* [To be done] Tally the lines in these records that hold the string "законодательными", and reply with the number alone.
===== Supplied records =====
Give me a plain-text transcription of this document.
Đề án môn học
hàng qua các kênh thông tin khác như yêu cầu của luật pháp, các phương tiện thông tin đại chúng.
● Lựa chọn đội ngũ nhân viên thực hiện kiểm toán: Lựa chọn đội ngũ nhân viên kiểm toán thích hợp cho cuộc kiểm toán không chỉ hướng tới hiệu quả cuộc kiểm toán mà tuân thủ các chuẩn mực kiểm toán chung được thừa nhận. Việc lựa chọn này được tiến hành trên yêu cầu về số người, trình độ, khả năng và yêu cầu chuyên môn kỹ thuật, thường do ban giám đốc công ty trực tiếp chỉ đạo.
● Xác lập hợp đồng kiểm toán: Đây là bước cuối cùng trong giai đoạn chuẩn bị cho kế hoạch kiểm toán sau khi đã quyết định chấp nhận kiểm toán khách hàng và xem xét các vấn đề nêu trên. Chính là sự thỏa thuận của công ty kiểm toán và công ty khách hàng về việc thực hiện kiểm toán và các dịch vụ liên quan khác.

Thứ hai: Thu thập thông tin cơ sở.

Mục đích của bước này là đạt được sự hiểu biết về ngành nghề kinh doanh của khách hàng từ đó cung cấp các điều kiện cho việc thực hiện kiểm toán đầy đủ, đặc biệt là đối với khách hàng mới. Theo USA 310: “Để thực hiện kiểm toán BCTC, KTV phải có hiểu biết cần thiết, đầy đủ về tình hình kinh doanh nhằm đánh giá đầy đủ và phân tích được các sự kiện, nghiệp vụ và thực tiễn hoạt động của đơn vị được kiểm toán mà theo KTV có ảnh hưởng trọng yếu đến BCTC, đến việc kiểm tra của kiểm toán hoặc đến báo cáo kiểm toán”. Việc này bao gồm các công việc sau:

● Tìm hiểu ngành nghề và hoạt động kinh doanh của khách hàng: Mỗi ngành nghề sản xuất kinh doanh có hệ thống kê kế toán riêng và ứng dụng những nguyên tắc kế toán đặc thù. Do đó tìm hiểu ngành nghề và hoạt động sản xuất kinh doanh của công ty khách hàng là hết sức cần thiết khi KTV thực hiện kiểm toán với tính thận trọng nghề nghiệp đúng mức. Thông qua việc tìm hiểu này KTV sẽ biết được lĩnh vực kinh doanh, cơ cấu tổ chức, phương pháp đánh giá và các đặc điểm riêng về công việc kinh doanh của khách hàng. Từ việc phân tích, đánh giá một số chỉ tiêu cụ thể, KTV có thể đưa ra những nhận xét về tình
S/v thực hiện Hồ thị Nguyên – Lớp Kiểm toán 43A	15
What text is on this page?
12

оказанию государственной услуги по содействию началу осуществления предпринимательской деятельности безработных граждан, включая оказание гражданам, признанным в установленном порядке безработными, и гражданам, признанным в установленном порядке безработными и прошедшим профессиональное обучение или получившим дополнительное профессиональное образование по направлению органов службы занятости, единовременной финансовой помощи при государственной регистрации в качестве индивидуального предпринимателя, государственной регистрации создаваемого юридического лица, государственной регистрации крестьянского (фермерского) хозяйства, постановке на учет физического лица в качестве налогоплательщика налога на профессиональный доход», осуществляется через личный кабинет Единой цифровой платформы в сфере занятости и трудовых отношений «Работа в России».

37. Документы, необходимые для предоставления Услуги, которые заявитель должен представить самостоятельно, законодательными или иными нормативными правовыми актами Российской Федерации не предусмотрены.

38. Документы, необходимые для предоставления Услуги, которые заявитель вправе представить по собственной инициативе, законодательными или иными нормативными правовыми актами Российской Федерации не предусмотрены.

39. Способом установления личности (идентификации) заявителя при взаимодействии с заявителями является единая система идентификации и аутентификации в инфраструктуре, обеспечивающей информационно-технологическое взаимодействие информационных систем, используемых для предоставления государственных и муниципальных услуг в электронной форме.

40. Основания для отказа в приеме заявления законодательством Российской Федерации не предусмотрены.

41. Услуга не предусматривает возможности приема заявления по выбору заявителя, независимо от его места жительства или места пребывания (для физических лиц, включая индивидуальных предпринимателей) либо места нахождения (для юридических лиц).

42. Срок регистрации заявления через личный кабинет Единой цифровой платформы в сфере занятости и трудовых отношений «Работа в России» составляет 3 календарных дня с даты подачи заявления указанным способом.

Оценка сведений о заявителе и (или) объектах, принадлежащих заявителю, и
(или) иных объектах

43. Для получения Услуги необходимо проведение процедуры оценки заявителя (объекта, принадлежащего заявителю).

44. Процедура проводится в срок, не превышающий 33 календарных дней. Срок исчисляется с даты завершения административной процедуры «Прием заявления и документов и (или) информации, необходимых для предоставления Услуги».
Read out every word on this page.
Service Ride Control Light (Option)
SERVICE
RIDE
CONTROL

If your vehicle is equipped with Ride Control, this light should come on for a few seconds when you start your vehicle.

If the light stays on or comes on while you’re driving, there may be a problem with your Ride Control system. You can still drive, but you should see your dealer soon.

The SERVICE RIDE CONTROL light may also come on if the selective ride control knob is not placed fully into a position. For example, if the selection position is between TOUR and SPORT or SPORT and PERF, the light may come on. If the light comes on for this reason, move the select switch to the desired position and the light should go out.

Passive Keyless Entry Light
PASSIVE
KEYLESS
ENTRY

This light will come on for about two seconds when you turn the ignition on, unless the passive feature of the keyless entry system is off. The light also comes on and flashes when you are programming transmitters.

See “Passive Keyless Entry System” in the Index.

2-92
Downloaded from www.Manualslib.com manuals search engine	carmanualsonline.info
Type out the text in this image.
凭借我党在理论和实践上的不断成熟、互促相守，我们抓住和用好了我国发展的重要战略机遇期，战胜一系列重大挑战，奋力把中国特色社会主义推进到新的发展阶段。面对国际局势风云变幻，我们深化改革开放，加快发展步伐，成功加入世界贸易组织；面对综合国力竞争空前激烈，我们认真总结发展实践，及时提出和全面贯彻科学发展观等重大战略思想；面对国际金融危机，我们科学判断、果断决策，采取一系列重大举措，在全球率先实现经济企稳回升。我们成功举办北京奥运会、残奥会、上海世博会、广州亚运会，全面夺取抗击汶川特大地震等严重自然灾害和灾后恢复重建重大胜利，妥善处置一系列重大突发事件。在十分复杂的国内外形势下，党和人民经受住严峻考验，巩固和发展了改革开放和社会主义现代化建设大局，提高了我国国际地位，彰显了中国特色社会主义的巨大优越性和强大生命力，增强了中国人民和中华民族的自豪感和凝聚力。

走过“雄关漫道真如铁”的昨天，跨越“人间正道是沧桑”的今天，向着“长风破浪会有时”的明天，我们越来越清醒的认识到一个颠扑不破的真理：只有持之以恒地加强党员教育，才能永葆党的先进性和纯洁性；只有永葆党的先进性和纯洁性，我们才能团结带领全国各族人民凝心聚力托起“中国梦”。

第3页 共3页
=====
* [Output] 2